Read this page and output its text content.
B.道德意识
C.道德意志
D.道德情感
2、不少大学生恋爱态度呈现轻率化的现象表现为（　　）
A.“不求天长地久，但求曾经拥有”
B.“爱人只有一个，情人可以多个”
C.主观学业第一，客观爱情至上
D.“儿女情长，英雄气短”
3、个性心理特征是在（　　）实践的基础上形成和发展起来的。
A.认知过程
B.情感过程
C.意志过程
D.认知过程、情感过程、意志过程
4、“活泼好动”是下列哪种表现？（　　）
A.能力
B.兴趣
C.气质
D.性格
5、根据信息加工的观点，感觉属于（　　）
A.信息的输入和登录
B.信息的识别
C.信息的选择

### WHAT IS ASKED
Take the records above and return them exactly as written.

### WORKED SOLUTION
Read this page and output its text content.
B.道德意识
C.道德意志
D.道德情感
2、不少大学生恋爱态度呈现轻率化的现象表现为（　　）
A.“不求天长地久，但求曾经拥有”
B.“爱人只有一个，情人可以多个”
C.主观学业第一，客观爱情至上
D.“儿女情长，英雄气短”
3、个性心理特征是在（　　）实践的基础上形成和发展起来的。
A.认知过程
B.情感过程
C.意志过程
D.认知过程、情感过程、意志过程
4、“活泼好动”是下列哪种表现？（　　）
A.能力
B.兴趣
C.气质
D.性格
5、根据信息加工的观点，感觉属于（　　）
A.信息的输入和登录
B.信息的识别
C.信息的选择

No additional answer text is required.